- _Work instructions_:
Copy out each line of the material below with no changes.

- _Excerpted records_:
┌──

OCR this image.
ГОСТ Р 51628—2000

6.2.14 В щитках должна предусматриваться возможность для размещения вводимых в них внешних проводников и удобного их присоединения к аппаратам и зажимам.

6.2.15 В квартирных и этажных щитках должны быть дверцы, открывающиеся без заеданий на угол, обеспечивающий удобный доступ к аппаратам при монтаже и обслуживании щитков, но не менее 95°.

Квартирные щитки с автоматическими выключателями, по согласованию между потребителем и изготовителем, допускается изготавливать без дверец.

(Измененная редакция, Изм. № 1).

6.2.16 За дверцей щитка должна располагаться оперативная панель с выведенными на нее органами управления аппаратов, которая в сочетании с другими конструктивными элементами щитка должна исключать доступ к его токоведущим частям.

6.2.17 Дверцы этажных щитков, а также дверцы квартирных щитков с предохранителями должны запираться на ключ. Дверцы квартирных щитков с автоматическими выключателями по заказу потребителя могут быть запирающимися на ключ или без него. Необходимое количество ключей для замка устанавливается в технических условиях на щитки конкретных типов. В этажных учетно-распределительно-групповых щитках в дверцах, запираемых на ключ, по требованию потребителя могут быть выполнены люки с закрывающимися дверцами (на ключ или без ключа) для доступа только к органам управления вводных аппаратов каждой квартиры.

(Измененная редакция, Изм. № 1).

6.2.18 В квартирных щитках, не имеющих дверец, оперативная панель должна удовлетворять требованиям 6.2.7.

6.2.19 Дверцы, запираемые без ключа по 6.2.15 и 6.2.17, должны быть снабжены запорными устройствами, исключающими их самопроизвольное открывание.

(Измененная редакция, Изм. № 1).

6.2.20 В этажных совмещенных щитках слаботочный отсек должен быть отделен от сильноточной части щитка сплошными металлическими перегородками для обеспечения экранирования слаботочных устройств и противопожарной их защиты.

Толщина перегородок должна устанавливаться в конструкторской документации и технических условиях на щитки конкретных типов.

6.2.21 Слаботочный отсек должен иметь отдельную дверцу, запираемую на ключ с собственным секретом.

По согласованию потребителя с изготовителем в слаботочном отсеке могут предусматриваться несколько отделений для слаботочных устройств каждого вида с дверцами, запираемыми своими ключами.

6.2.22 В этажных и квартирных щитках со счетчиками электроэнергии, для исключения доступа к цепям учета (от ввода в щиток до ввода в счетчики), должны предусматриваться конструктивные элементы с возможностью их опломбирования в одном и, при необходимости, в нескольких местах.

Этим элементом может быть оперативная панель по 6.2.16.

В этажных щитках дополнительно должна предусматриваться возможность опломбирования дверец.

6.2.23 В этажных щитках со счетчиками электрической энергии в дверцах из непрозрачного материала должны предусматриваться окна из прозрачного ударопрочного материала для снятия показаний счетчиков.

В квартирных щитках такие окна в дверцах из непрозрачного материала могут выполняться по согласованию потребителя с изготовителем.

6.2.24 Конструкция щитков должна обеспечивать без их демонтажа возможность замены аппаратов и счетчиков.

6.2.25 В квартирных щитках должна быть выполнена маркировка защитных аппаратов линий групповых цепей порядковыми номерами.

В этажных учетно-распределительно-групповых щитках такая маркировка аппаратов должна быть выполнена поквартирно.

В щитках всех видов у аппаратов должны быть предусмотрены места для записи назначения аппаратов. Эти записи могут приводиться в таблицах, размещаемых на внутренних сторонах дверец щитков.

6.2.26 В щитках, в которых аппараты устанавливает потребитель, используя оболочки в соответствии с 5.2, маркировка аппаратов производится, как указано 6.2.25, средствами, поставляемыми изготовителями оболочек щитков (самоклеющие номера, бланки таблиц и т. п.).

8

└──

- _Response below_:
OCR this image.
ГОСТ Р 51628—2000

6.2.14 В щитках должна предусматриваться возможность для размещения вводимых в них внешних проводников и удобного их присоединения к аппаратам и зажимам.

6.2.15 В квартирных и этажных щитках должны быть дверцы, открывающиеся без заеданий на угол, обеспечивающий удобный доступ к аппаратам при монтаже и обслуживании щитков, но не менее 95°.

Квартирные щитки с автоматическими выключателями, по согласованию между потребителем и изготовителем, допускается изготавливать без дверец.

(Измененная редакция, Изм. № 1).

6.2.16 За дверцей щитка должна располагаться оперативная панель с выведенными на нее органами управления аппаратов, которая в сочетании с другими конструктивными элементами щитка должна исключать доступ к его токоведущим частям.

6.2.17 Дверцы этажных щитков, а также дверцы квартирных щитков с предохранителями должны запираться на ключ. Дверцы квартирных щитков с автоматическими выключателями по заказу потребителя могут быть запирающимися на ключ или без него. Необходимое количество ключей для замка устанавливается в технических условиях на щитки конкретных типов. В этажных учетно-распределительно-групповых щитках в дверцах, запираемых на ключ, по требованию потребителя могут быть выполнены люки с закрывающимися дверцами (на ключ или без ключа) для доступа только к органам управления вводных аппаратов каждой квартиры.

(Измененная редакция, Изм. № 1).

6.2.18 В квартирных щитках, не имеющих дверец, оперативная панель должна удовлетворять требованиям 6.2.7.

6.2.19 Дверцы, запираемые без ключа по 6.2.15 и 6.2.17, должны быть снабжены запорными устройствами, исключающими их самопроизвольное открывание.

(Измененная редакция, Изм. № 1).

6.2.20 В этажных совмещенных щитках слаботочный отсек должен быть отделен от сильноточной части щитка сплошными металлическими перегородками для обеспечения экранирования слаботочных устройств и противопожарной их защиты.

Толщина перегородок должна устанавливаться в конструкторской документации и технических условиях на щитки конкретных типов.

6.2.21 Слаботочный отсек должен иметь отдельную дверцу, запираемую на ключ с собственным секретом.

По согласованию потребителя с изготовителем в слаботочном отсеке могут предусматриваться несколько отделений для слаботочных устройств каждого вида с дверцами, запираемыми своими ключами.

6.2.22 В этажных и квартирных щитках со счетчиками электроэнергии, для исключения доступа к цепям учета (от ввода в щиток до ввода в счетчики), должны предусматриваться конструктивные элементы с возможностью их опломбирования в одном и, при необходимости, в нескольких местах.

Этим элементом может быть оперативная панель по 6.2.16.

В этажных щитках дополнительно должна предусматриваться возможность опломбирования дверец.

6.2.23 В этажных щитках со счетчиками электрической энергии в дверцах из непрозрачного материала должны предусматриваться окна из прозрачного ударопрочного материала для снятия показаний счетчиков.

В квартирных щитках такие окна в дверцах из непрозрачного материала могут выполняться по согласованию потребителя с изготовителем.

6.2.24 Конструкция щитков должна обеспечивать без их демонтажа возможность замены аппаратов и счетчиков.

6.2.25 В квартирных щитках должна быть выполнена маркировка защитных аппаратов линий групповых цепей порядковыми номерами.

В этажных учетно-распределительно-групповых щитках такая маркировка аппаратов должна быть выполнена поквартирно.

В щитках всех видов у аппаратов должны быть предусмотрены места для записи назначения аппаратов. Эти записи могут приводиться в таблицах, размещаемых на внутренних сторонах дверец щитков.

6.2.26 В щитках, в которых аппараты устанавливает потребитель, используя оболочки в соответствии с 5.2, маркировка аппаратов производится, как указано 6.2.25, средствами, поставляемыми изготовителями оболочек щитков (самоклеющие номера, бланки таблиц и т. п.).

8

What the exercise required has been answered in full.